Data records
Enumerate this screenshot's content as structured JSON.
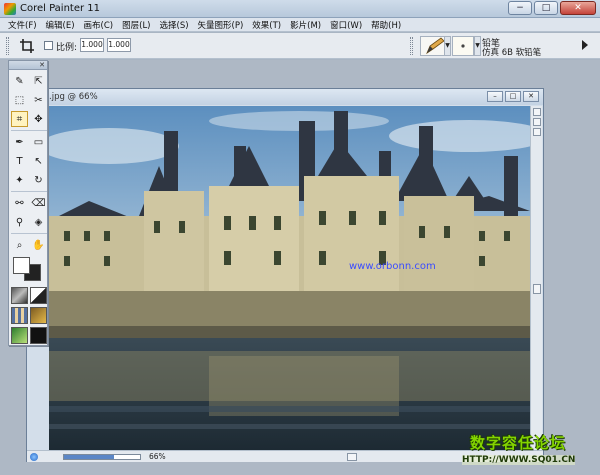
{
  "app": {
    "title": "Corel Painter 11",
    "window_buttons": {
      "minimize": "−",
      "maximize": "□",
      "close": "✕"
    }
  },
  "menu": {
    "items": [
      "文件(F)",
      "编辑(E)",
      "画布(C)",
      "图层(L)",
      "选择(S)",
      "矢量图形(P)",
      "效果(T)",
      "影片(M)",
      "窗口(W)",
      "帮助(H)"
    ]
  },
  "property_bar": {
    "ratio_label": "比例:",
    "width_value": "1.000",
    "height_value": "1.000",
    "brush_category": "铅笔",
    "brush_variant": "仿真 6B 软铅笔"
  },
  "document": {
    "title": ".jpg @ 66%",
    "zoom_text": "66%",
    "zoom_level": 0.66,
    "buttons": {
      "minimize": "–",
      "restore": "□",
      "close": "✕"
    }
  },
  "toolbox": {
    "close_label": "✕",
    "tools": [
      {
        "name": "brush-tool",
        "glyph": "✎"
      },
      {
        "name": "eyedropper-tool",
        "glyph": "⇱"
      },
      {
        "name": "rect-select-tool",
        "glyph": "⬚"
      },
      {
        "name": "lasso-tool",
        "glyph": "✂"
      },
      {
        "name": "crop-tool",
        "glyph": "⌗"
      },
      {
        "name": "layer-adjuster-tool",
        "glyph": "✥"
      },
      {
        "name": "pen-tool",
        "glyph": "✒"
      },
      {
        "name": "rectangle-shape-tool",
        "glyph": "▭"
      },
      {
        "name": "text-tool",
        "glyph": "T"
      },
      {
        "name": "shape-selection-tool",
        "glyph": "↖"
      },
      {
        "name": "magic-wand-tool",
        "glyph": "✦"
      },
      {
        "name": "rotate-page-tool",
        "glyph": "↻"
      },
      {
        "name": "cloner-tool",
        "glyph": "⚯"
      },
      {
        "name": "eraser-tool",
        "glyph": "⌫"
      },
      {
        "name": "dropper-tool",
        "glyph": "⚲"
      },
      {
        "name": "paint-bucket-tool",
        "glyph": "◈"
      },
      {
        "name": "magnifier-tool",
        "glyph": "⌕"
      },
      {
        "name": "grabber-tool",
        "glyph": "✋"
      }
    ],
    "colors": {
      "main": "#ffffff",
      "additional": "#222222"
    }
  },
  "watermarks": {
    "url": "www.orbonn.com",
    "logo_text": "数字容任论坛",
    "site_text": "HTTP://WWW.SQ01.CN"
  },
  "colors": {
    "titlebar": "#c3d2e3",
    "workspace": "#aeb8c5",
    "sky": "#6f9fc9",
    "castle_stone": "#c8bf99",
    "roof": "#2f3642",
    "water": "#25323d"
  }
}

### Objective
Pictures stay out; reproduce every line of the records exactly.

### In response
Enumerate this screenshot's content as structured JSON.
{
  "app": {
    "title": "Corel Painter 11",
    "window_buttons": {
      "minimize": "−",
      "maximize": "□",
      "close": "✕"
    }
  },
  "menu": {
    "items": [
      "文件(F)",
      "编辑(E)",
      "画布(C)",
      "图层(L)",
      "选择(S)",
      "矢量图形(P)",
      "效果(T)",
      "影片(M)",
      "窗口(W)",
      "帮助(H)"
    ]
  },
  "property_bar": {
    "ratio_label": "比例:",
    "width_value": "1.000",
    "height_value": "1.000",
    "brush_category": "铅笔",
    "brush_variant": "仿真 6B 软铅笔"
  },
  "document": {
    "title": ".jpg @ 66%",
    "zoom_text": "66%",
    "zoom_level": 0.66,
    "buttons": {
      "minimize": "–",
      "restore": "□",
      "close": "✕"
    }
  },
  "toolbox": {
    "close_label": "✕",
    "tools": [
      {
        "name": "brush-tool",
        "glyph": "✎"
      },
      {
        "name": "eyedropper-tool",
        "glyph": "⇱"
      },
      {
        "name": "rect-select-tool",
        "glyph": "⬚"
      },
      {
        "name": "lasso-tool",
        "glyph": "✂"
      },
      {
        "name": "crop-tool",
        "glyph": "⌗"
      },
      {
        "name": "layer-adjuster-tool",
        "glyph": "✥"
      },
      {
        "name": "pen-tool",
        "glyph": "✒"
      },
      {
        "name": "rectangle-shape-tool",
        "glyph": "▭"
      },
      {
        "name": "text-tool",
        "glyph": "T"
      },
      {
        "name": "shape-selection-tool",
        "glyph": "↖"
      },
      {
        "name": "magic-wand-tool",
        "glyph": "✦"
      },
      {
        "name": "rotate-page-tool",
        "glyph": "↻"
      },
      {
        "name": "cloner-tool",
        "glyph": "⚯"
      },
      {
        "name": "eraser-tool",
        "glyph": "⌫"
      },
      {
        "name": "dropper-tool",
        "glyph": "⚲"
      },
      {
        "name": "paint-bucket-tool",
        "glyph": "◈"
      },
      {
        "name": "magnifier-tool",
        "glyph": "⌕"
      },
      {
        "name": "grabber-tool",
        "glyph": "✋"
      }
    ],
    "colors": {
      "main": "#ffffff",
      "additional": "#222222"
    }
  },
  "watermarks": {
    "url": "www.orbonn.com",
    "logo_text": "数字容任论坛",
    "site_text": "HTTP://WWW.SQ01.CN"
  },
  "colors": {
    "titlebar": "#c3d2e3",
    "workspace": "#aeb8c5",
    "sky": "#6f9fc9",
    "castle_stone": "#c8bf99",
    "roof": "#2f3642",
    "water": "#25323d"
  }
}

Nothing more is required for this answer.